◆ **Challenge**:
Transcribe the listing below word for word.

◆ **Data for this task**:
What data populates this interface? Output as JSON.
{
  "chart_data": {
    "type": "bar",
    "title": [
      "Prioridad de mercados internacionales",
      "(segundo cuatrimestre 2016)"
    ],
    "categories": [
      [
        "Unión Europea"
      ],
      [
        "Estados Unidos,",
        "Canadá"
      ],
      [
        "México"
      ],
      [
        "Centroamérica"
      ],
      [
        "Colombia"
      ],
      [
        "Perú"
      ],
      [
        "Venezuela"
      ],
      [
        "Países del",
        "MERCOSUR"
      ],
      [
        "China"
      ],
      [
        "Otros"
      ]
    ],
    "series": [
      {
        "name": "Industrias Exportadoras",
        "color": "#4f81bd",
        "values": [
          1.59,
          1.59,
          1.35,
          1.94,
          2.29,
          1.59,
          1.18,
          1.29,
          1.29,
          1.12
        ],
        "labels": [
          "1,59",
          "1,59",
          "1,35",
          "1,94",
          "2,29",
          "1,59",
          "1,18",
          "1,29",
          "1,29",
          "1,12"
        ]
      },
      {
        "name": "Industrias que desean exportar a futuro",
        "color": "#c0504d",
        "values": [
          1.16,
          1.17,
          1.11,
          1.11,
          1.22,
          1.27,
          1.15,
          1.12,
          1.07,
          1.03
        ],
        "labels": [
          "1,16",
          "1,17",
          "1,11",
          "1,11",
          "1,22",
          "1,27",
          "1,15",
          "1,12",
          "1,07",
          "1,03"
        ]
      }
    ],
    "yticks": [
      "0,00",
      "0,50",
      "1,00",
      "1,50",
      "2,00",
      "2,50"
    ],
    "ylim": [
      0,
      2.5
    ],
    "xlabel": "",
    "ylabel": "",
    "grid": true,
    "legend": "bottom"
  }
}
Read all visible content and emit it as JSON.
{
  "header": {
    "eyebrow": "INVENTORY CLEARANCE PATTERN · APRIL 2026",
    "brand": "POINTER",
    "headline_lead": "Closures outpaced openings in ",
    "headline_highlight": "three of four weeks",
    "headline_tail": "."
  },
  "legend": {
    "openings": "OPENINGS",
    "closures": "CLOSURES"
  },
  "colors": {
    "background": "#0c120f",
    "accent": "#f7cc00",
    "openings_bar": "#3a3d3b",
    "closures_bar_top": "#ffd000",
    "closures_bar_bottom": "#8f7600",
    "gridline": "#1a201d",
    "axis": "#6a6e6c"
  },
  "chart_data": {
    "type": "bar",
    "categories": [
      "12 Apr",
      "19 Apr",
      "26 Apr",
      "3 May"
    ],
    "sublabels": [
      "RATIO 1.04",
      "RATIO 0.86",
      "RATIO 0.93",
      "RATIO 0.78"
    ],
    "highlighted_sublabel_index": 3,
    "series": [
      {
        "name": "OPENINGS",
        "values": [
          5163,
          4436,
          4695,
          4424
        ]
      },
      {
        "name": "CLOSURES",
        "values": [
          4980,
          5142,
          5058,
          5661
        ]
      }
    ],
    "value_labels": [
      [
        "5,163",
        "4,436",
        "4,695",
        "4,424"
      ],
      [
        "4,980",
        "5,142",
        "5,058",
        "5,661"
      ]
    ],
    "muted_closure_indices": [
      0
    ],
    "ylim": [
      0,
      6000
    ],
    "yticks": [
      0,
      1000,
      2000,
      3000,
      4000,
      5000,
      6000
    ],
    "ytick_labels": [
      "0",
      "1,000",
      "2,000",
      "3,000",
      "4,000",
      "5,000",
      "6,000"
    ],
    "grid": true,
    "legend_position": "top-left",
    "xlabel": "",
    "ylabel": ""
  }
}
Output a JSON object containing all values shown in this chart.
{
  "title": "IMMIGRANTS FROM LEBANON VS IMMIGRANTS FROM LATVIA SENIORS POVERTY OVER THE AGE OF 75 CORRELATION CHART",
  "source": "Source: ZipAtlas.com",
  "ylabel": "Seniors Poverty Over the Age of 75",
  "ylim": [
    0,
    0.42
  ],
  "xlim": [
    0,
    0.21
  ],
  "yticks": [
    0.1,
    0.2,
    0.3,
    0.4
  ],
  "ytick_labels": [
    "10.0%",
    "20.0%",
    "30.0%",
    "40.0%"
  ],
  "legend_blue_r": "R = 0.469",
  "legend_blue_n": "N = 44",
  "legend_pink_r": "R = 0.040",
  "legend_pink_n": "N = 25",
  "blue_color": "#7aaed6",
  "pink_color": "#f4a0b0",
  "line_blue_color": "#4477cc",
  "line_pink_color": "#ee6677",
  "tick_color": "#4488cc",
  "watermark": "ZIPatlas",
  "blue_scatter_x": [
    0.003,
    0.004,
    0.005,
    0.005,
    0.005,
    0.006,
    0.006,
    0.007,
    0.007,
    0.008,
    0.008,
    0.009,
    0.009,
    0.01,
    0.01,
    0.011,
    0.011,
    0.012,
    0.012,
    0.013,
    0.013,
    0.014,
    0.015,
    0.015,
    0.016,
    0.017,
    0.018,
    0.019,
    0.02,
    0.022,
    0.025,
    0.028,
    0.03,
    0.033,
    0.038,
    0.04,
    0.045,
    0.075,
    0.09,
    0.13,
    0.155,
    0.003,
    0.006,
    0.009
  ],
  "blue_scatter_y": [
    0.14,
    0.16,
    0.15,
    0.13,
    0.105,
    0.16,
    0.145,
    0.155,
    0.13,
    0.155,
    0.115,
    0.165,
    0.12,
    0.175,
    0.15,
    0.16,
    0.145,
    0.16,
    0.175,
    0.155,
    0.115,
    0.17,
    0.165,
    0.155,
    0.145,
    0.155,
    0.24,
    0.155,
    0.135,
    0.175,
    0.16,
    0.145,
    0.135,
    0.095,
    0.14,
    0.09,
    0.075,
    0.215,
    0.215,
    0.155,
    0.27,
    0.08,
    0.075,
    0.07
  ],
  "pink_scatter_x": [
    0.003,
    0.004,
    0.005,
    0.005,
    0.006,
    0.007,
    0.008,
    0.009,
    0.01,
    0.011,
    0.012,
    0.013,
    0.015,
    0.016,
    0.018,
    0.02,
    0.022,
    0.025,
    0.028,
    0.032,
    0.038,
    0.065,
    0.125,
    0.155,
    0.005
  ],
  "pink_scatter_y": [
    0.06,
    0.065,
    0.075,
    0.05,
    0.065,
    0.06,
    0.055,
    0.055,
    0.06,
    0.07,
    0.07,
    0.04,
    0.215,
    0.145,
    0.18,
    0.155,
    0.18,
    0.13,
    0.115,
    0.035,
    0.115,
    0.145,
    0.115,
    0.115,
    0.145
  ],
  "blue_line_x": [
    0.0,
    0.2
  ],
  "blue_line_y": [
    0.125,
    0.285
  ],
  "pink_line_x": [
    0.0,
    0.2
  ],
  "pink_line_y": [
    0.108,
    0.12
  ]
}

◆ **Answer to this problem**:
What data populates this interface? Output as JSON.
{
  "chart_data": {
    "type": "bar",
    "title": [
      "Prioridad de mercados internacionales",
      "(segundo cuatrimestre 2016)"
    ],
    "categories": [
      [
        "Unión Europea"
      ],
      [
        "Estados Unidos,",
        "Canadá"
      ],
      [
        "México"
      ],
      [
        "Centroamérica"
      ],
      [
        "Colombia"
      ],
      [
        "Perú"
      ],
      [
        "Venezuela"
      ],
      [
        "Países del",
        "MERCOSUR"
      ],
      [
        "China"
      ],
      [
        "Otros"
      ]
    ],
    "series": [
      {
        "name": "Industrias Exportadoras",
        "color": "#4f81bd",
        "values": [
          1.59,
          1.59,
          1.35,
          1.94,
          2.29,
          1.59,
          1.18,
          1.29,
          1.29,
          1.12
        ],
        "labels": [
          "1,59",
          "1,59",
          "1,35",
          "1,94",
          "2,29",
          "1,59",
          "1,18",
          "1,29",
          "1,29",
          "1,12"
        ]
      },
      {
        "name": "Industrias que desean exportar a futuro",
        "color": "#c0504d",
        "values": [
          1.16,
          1.17,
          1.11,
          1.11,
          1.22,
          1.27,
          1.15,
          1.12,
          1.07,
          1.03
        ],
        "labels": [
          "1,16",
          "1,17",
          "1,11",
          "1,11",
          "1,22",
          "1,27",
          "1,15",
          "1,12",
          "1,07",
          "1,03"
        ]
      }
    ],
    "yticks": [
      "0,00",
      "0,50",
      "1,00",
      "1,50",
      "2,00",
      "2,50"
    ],
    "ylim": [
      0,
      2.5
    ],
    "xlabel": "",
    "ylabel": "",
    "grid": true,
    "legend": "bottom"
  }
}
Read all visible content and emit it as JSON.
{
  "header": {
    "eyebrow": "INVENTORY CLEARANCE PATTERN · APRIL 2026",
    "brand": "POINTER",
    "headline_lead": "Closures outpaced openings in ",
    "headline_highlight": "three of four weeks",
    "headline_tail": "."
  },
  "legend": {
    "openings": "OPENINGS",
    "closures": "CLOSURES"
  },
  "colors": {
    "background": "#0c120f",
    "accent": "#f7cc00",
    "openings_bar": "#3a3d3b",
    "closures_bar_top": "#ffd000",
    "closures_bar_bottom": "#8f7600",
    "gridline": "#1a201d",
    "axis": "#6a6e6c"
  },
  "chart_data": {
    "type": "bar",
    "categories": [
      "12 Apr",
      "19 Apr",
      "26 Apr",
      "3 May"
    ],
    "sublabels": [
      "RATIO 1.04",
      "RATIO 0.86",
      "RATIO 0.93",
      "RATIO 0.78"
    ],
    "highlighted_sublabel_index": 3,
    "series": [
      {
        "name": "OPENINGS",
        "values": [
          5163,
          4436,
          4695,
          4424
        ]
      },
      {
        "name": "CLOSURES",
        "values": [
          4980,
          5142,
          5058,
          5661
        ]
      }
    ],
    "value_labels": [
      [
        "5,163",
        "4,436",
        "4,695",
        "4,424"
      ],
      [
        "4,980",
        "5,142",
        "5,058",
        "5,661"
      ]
    ],
    "muted_closure_indices": [
      0
    ],
    "ylim": [
      0,
      6000
    ],
    "yticks": [
      0,
      1000,
      2000,
      3000,
      4000,
      5000,
      6000
    ],
    "ytick_labels": [
      "0",
      "1,000",
      "2,000",
      "3,000",
      "4,000",
      "5,000",
      "6,000"
    ],
    "grid": true,
    "legend_position": "top-left",
    "xlabel": "",
    "ylabel": ""
  }
}
Output a JSON object containing all values shown in this chart.
{
  "title": "IMMIGRANTS FROM LEBANON VS IMMIGRANTS FROM LATVIA SENIORS POVERTY OVER THE AGE OF 75 CORRELATION CHART",
  "source": "Source: ZipAtlas.com",
  "ylabel": "Seniors Poverty Over the Age of 75",
  "ylim": [
    0,
    0.42
  ],
  "xlim": [
    0,
    0.21
  ],
  "yticks": [
    0.1,
    0.2,
    0.3,
    0.4
  ],
  "ytick_labels": [
    "10.0%",
    "20.0%",
    "30.0%",
    "40.0%"
  ],
  "legend_blue_r": "R = 0.469",
  "legend_blue_n": "N = 44",
  "legend_pink_r": "R = 0.040",
  "legend_pink_n": "N = 25",
  "blue_color": "#7aaed6",
  "pink_color": "#f4a0b0",
  "line_blue_color": "#4477cc",
  "line_pink_color": "#ee6677",
  "tick_color": "#4488cc",
  "watermark": "ZIPatlas",
  "blue_scatter_x": [
    0.003,
    0.004,
    0.005,
    0.005,
    0.005,
    0.006,
    0.006,
    0.007,
    0.007,
    0.008,
    0.008,
    0.009,
    0.009,
    0.01,
    0.01,
    0.011,
    0.011,
    0.012,
    0.012,
    0.013,
    0.013,
    0.014,
    0.015,
    0.015,
    0.016,
    0.017,
    0.018,
    0.019,
    0.02,
    0.022,
    0.025,
    0.028,
    0.03,
    0.033,
    0.038,
    0.04,
    0.045,
    0.075,
    0.09,
    0.13,
    0.155,
    0.003,
    0.006,
    0.009
  ],
  "blue_scatter_y": [
    0.14,
    0.16,
    0.15,
    0.13,
    0.105,
    0.16,
    0.145,
    0.155,
    0.13,
    0.155,
    0.115,
    0.165,
    0.12,
    0.175,
    0.15,
    0.16,
    0.145,
    0.16,
    0.175,
    0.155,
    0.115,
    0.17,
    0.165,
    0.155,
    0.145,
    0.155,
    0.24,
    0.155,
    0.135,
    0.175,
    0.16,
    0.145,
    0.135,
    0.095,
    0.14,
    0.09,
    0.075,
    0.215,
    0.215,
    0.155,
    0.27,
    0.08,
    0.075,
    0.07
  ],
  "pink_scatter_x": [
    0.003,
    0.004,
    0.005,
    0.005,
    0.006,
    0.007,
    0.008,
    0.009,
    0.01,
    0.011,
    0.012,
    0.013,
    0.015,
    0.016,
    0.018,
    0.02,
    0.022,
    0.025,
    0.028,
    0.032,
    0.038,
    0.065,
    0.125,
    0.155,
    0.005
  ],
  "pink_scatter_y": [
    0.06,
    0.065,
    0.075,
    0.05,
    0.065,
    0.06,
    0.055,
    0.055,
    0.06,
    0.07,
    0.07,
    0.04,
    0.215,
    0.145,
    0.18,
    0.155,
    0.18,
    0.13,
    0.115,
    0.035,
    0.115,
    0.145,
    0.115,
    0.115,
    0.145
  ],
  "blue_line_x": [
    0.0,
    0.2
  ],
  "blue_line_y": [
    0.125,
    0.285
  ],
  "pink_line_x": [
    0.0,
    0.2
  ],
  "pink_line_y": [
    0.108,
    0.12
  ]
}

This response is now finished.